# WRITTEN PROBLEM
List each line holding the string "value".

# DATA IN THIS EXERCISE
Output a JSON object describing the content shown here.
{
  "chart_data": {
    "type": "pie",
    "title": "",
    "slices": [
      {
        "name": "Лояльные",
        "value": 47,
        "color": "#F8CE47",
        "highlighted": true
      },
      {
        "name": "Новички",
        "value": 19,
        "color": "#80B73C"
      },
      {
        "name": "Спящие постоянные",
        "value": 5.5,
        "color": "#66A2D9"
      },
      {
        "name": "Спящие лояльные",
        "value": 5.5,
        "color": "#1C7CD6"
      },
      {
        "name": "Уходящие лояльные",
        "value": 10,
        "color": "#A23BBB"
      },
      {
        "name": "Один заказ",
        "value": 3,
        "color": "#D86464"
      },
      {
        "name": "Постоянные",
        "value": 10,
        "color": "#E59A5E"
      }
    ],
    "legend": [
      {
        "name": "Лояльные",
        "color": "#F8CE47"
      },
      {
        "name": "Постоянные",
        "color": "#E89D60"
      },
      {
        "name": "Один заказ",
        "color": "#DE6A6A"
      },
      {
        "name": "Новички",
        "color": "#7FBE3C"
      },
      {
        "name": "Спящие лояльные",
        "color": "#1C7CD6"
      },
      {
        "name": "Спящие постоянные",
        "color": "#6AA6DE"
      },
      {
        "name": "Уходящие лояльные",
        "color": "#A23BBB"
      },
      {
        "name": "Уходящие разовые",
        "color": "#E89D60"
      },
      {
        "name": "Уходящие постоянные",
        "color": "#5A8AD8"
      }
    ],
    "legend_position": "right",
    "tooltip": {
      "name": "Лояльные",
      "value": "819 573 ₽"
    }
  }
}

# WRITTEN SOLUTION
        "value": 47,
        "value": 19,
        "value": 5.5,
        "value": 5.5,
        "value": 10,
        "value": 3,
        "value": 10,
      "value": "819 573 ₽"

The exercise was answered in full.